*** Extracted records

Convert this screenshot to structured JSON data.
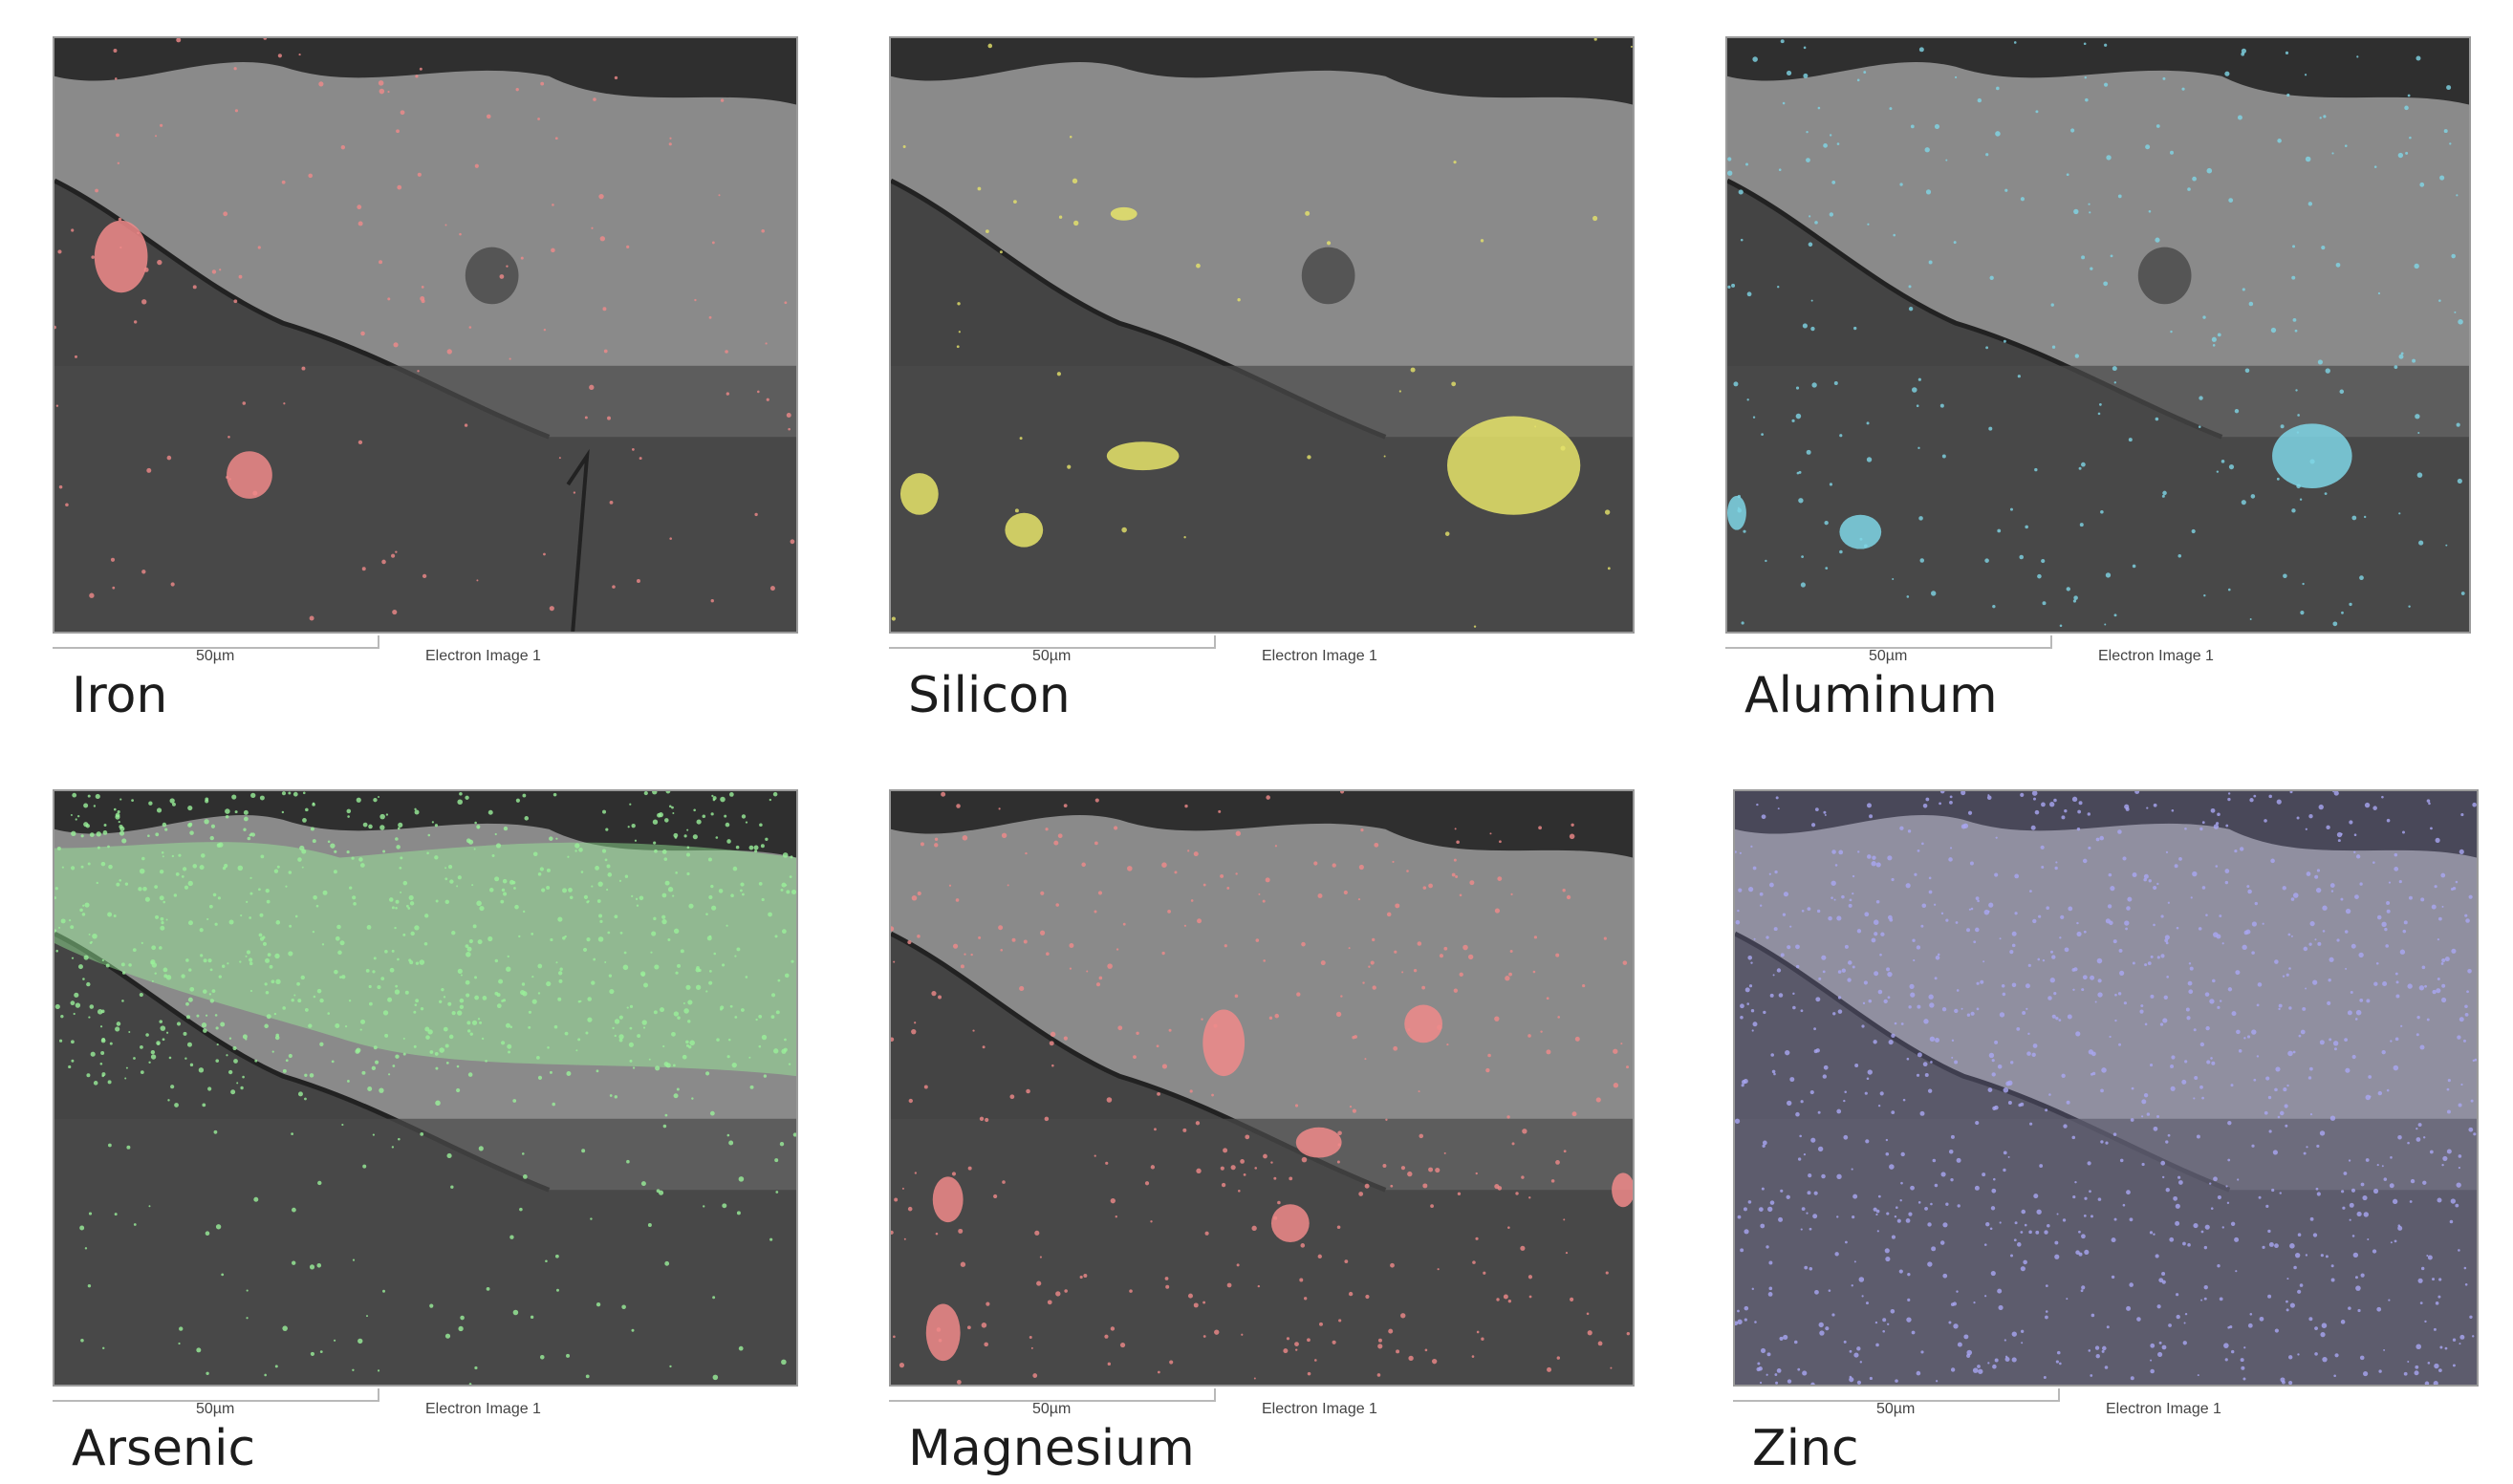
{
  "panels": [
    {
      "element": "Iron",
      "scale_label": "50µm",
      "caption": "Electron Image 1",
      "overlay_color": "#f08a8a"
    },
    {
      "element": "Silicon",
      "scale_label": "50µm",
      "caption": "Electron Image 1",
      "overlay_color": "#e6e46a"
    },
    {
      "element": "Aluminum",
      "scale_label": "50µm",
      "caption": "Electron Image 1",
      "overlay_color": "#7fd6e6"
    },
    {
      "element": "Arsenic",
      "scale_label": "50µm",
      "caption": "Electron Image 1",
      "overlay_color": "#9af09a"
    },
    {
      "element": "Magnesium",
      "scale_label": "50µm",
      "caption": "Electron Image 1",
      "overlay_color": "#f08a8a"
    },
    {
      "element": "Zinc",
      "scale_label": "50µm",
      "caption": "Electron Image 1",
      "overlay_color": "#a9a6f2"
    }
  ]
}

******
*** Extracted records

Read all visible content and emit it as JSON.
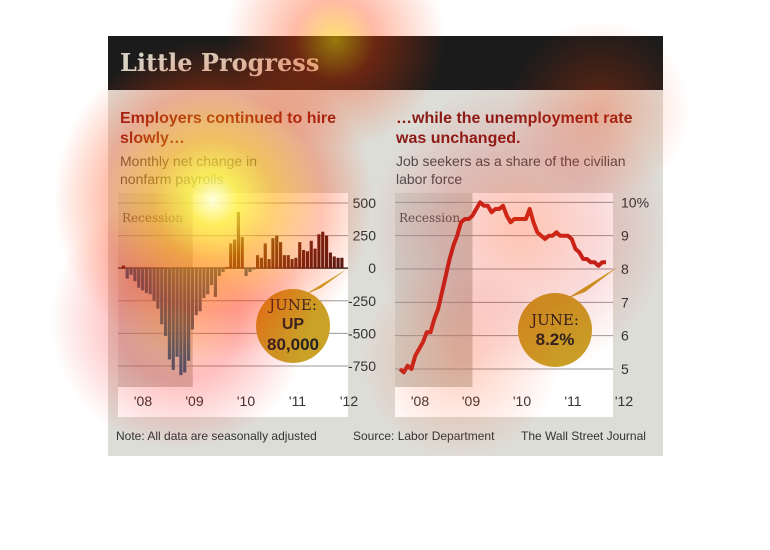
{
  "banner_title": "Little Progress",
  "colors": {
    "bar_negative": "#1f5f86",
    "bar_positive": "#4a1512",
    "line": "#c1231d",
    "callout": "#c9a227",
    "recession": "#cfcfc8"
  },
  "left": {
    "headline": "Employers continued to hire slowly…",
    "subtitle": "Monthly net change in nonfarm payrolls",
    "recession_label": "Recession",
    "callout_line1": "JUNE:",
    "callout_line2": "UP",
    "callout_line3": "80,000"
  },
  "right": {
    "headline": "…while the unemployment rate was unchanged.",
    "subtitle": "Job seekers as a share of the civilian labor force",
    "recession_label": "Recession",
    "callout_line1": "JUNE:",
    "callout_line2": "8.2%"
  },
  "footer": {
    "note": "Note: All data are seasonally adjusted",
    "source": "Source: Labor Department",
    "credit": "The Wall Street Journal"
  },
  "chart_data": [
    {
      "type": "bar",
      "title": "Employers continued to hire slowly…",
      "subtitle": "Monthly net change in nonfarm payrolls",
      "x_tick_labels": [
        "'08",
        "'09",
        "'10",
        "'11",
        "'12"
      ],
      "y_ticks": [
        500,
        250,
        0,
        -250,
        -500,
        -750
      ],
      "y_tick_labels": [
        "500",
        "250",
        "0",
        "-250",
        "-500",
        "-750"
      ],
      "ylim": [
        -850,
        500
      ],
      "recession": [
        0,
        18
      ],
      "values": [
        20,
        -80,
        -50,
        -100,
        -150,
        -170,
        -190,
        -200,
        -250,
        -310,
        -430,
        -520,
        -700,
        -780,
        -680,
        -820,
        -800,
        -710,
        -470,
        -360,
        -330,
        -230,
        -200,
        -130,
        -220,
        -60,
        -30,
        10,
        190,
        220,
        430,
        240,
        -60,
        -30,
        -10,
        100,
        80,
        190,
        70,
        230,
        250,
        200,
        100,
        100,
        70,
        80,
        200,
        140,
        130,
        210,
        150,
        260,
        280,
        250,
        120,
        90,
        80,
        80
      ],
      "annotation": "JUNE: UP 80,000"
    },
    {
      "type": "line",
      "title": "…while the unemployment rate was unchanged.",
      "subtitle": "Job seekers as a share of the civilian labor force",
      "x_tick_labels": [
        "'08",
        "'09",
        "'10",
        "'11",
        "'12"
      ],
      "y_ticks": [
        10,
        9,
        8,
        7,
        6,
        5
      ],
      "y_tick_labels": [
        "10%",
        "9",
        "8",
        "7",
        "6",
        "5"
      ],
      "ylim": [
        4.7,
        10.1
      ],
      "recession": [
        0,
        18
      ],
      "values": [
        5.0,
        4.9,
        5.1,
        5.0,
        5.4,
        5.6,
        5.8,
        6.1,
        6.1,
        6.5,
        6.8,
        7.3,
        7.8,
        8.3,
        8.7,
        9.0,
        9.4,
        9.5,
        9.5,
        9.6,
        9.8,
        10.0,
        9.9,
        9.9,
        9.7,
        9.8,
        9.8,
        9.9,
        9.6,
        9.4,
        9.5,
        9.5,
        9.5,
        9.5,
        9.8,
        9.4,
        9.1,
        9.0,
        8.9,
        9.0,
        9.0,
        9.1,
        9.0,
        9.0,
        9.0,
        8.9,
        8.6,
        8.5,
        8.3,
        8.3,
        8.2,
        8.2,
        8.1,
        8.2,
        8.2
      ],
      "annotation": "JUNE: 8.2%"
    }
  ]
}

******
*** Extracted records

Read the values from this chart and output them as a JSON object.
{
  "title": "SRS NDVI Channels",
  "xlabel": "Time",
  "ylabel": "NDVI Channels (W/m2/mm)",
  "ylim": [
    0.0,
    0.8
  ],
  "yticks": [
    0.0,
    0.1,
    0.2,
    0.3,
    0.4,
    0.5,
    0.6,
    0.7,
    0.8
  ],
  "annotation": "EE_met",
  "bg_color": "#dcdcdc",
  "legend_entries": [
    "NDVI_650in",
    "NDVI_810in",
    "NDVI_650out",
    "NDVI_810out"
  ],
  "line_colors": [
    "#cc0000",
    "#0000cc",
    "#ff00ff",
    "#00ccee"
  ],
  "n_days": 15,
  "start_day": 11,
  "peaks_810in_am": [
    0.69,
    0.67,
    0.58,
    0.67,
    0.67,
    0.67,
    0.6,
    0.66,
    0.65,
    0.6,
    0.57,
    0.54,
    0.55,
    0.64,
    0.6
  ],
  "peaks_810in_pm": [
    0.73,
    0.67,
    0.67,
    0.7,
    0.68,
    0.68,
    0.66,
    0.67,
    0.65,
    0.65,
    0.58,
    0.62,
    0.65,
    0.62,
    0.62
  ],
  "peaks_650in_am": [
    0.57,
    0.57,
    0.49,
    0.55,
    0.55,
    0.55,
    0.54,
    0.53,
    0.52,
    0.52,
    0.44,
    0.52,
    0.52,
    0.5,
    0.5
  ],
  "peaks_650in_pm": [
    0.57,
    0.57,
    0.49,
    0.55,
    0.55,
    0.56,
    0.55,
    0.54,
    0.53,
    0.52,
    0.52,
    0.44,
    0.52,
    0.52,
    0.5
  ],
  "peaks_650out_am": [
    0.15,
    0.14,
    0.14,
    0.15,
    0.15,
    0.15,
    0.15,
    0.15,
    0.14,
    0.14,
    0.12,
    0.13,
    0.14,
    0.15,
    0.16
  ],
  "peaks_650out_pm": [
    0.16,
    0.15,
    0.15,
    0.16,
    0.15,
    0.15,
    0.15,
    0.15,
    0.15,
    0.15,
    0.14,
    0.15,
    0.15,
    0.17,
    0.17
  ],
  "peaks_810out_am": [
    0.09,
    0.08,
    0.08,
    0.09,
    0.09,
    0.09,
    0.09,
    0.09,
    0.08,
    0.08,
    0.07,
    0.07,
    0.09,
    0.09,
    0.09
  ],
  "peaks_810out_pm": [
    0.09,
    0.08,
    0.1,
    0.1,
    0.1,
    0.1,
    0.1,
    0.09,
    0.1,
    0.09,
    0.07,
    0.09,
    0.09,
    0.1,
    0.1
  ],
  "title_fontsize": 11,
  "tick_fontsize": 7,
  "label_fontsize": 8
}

******

▶ _Task requirements_:
For this exercise, gather every line of the data that contains the word "force".

▶ _Completed task_:
    "subtitle": "Job seekers as a share of the civilian labor force",
      "subtitle": "Job seekers as a share of the civilian labor force",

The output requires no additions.